### TASK PROMPT
Count how many lines of the material contain the string "Funcionário", then give that number and nothing more.

--- BEGIN SUPPLIED INFORMATION ---

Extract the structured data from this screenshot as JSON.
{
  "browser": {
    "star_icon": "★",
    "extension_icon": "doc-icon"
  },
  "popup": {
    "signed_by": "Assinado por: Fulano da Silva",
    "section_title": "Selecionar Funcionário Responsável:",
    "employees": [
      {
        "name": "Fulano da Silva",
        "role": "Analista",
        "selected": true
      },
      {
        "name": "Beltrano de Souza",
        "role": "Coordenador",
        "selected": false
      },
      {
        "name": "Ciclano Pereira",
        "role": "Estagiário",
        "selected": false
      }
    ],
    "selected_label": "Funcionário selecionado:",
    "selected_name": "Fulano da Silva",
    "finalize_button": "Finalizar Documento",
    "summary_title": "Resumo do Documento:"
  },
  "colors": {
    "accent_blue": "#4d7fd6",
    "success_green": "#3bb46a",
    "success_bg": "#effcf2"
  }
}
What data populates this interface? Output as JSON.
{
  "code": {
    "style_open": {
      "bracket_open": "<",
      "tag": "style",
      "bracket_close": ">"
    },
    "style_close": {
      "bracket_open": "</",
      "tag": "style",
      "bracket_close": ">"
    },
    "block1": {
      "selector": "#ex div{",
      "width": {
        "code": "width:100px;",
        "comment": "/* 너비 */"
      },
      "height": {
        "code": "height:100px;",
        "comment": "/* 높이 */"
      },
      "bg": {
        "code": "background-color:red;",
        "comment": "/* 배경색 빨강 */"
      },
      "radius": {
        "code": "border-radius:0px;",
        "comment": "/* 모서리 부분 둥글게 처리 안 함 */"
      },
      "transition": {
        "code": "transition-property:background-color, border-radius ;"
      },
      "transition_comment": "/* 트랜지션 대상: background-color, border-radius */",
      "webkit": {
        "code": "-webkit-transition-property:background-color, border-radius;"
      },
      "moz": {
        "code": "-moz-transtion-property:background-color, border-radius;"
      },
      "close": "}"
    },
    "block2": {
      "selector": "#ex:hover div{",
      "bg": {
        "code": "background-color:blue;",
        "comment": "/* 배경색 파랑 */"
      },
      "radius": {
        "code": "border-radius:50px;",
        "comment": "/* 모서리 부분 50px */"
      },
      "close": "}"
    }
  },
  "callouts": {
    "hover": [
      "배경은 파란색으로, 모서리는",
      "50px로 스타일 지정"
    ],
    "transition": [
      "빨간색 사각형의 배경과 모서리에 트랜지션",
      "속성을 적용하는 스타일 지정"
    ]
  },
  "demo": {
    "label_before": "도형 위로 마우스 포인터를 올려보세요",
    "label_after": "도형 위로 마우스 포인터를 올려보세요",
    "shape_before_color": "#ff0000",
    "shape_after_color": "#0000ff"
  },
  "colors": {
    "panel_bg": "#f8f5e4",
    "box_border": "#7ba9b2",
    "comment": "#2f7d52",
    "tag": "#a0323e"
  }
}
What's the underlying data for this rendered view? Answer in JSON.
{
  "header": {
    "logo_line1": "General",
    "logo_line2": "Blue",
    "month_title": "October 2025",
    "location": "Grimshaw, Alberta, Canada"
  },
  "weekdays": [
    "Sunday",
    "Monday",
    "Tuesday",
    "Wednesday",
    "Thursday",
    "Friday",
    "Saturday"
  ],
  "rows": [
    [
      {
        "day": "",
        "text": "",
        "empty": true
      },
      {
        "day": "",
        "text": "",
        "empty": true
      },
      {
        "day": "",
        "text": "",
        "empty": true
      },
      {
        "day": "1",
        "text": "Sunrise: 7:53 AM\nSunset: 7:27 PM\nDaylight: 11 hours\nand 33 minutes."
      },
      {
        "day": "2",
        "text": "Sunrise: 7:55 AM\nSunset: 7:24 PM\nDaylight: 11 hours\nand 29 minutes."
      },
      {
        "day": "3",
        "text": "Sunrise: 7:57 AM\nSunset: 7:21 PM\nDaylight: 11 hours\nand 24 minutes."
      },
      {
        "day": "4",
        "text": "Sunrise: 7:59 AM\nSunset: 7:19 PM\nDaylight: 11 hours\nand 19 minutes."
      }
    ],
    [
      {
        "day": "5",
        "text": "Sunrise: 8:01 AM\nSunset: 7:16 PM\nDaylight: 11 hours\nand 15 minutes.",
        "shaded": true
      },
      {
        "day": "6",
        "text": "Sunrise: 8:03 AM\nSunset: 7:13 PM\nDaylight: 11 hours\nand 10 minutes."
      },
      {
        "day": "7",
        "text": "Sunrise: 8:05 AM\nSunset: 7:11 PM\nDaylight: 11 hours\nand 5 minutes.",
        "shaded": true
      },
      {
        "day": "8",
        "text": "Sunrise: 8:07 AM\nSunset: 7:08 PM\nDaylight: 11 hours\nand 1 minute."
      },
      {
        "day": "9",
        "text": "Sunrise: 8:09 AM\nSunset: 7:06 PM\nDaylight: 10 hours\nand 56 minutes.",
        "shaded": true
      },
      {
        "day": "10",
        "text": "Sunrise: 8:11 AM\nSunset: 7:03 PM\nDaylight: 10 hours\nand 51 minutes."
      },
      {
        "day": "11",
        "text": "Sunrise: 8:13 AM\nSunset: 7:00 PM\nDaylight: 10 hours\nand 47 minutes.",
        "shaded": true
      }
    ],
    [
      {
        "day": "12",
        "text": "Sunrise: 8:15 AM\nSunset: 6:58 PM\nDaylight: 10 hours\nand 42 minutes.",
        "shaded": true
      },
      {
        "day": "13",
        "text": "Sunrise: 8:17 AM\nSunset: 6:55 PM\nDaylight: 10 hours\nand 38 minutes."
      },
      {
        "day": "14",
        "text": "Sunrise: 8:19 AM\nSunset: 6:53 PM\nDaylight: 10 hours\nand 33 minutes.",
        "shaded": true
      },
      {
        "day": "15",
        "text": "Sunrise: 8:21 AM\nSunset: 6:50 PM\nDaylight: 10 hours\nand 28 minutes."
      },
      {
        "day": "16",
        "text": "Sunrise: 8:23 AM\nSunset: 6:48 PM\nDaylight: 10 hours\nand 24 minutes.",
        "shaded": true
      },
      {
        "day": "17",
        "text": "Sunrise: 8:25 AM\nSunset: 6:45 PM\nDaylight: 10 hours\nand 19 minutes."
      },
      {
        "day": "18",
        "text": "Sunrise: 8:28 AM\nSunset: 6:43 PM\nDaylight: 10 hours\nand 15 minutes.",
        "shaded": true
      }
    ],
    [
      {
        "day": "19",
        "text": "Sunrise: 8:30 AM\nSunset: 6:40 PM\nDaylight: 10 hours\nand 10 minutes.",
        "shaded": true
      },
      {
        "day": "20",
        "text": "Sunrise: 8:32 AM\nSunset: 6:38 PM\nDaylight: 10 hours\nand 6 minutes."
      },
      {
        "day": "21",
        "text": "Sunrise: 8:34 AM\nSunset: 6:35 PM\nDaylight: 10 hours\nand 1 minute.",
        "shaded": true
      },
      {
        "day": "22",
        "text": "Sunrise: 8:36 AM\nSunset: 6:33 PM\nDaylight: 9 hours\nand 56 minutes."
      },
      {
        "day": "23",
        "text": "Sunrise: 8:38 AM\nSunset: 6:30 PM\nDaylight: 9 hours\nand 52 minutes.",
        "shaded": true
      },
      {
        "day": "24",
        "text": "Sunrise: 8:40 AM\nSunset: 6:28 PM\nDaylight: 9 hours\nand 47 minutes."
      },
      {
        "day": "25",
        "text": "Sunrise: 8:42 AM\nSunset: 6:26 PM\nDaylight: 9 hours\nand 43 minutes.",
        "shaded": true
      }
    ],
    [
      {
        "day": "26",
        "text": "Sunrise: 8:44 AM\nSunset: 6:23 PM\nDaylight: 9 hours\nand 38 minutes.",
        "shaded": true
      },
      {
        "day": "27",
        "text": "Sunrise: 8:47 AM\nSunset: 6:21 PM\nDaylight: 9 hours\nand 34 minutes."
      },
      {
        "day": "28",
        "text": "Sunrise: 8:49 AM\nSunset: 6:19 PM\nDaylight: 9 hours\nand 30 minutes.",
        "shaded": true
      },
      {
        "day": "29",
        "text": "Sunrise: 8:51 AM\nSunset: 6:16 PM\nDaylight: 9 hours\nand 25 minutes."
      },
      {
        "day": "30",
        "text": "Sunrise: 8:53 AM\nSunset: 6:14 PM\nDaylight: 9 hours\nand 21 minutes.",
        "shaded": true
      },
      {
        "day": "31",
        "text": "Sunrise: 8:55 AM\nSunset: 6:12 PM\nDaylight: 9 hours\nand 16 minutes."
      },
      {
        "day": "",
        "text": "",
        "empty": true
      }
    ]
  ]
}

--- END SUPPLIED INFORMATION ---

### TASK ANSWER
2